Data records
+++

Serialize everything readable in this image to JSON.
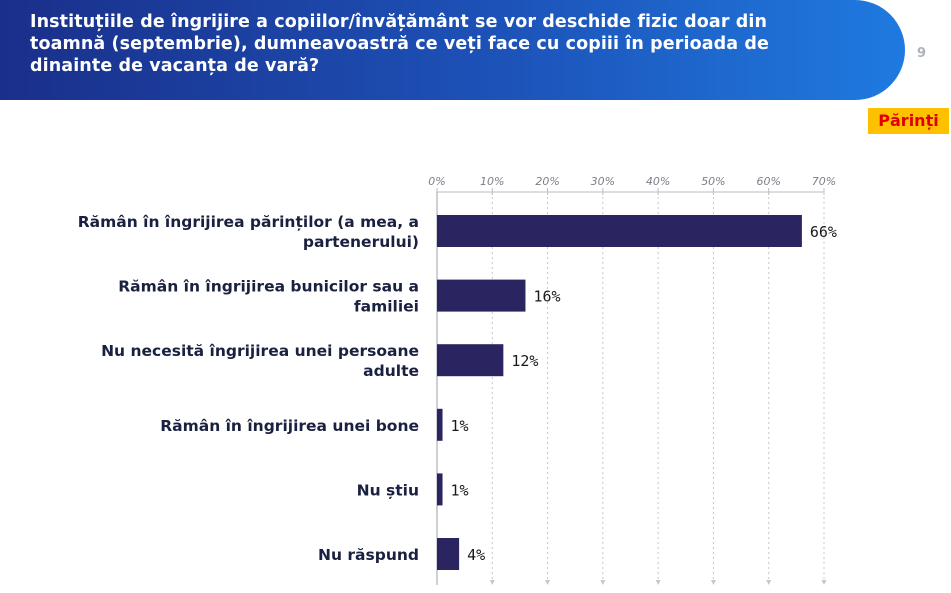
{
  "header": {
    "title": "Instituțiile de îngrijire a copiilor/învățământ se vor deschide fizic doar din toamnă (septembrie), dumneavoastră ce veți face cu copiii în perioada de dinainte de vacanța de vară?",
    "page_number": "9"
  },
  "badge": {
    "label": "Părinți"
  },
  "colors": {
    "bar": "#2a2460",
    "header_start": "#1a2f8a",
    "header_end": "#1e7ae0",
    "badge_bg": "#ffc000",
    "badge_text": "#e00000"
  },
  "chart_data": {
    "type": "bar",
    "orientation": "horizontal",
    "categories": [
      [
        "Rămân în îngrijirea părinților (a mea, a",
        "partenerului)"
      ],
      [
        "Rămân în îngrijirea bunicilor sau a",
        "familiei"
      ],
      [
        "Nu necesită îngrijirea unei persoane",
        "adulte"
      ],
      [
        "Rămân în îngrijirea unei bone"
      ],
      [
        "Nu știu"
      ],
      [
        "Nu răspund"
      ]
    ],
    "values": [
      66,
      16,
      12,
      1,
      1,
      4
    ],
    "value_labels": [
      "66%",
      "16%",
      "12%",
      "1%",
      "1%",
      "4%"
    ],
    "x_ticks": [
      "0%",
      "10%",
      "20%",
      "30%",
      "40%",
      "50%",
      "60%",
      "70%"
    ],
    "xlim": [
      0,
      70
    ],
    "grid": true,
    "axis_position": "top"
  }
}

+++

[Problem description] Repeat all of the entries word for word, but omit the pictures.

[Expected answer]
Serialize everything readable in this image to JSON.
{
  "header": {
    "title": "Instituțiile de îngrijire a copiilor/învățământ se vor deschide fizic doar din toamnă (septembrie), dumneavoastră ce veți face cu copiii în perioada de dinainte de vacanța de vară?",
    "page_number": "9"
  },
  "badge": {
    "label": "Părinți"
  },
  "colors": {
    "bar": "#2a2460",
    "header_start": "#1a2f8a",
    "header_end": "#1e7ae0",
    "badge_bg": "#ffc000",
    "badge_text": "#e00000"
  },
  "chart_data": {
    "type": "bar",
    "orientation": "horizontal",
    "categories": [
      [
        "Rămân în îngrijirea părinților (a mea, a",
        "partenerului)"
      ],
      [
        "Rămân în îngrijirea bunicilor sau a",
        "familiei"
      ],
      [
        "Nu necesită îngrijirea unei persoane",
        "adulte"
      ],
      [
        "Rămân în îngrijirea unei bone"
      ],
      [
        "Nu știu"
      ],
      [
        "Nu răspund"
      ]
    ],
    "values": [
      66,
      16,
      12,
      1,
      1,
      4
    ],
    "value_labels": [
      "66%",
      "16%",
      "12%",
      "1%",
      "1%",
      "4%"
    ],
    "x_ticks": [
      "0%",
      "10%",
      "20%",
      "30%",
      "40%",
      "50%",
      "60%",
      "70%"
    ],
    "xlim": [
      0,
      70
    ],
    "grid": true,
    "axis_position": "top"
  }
}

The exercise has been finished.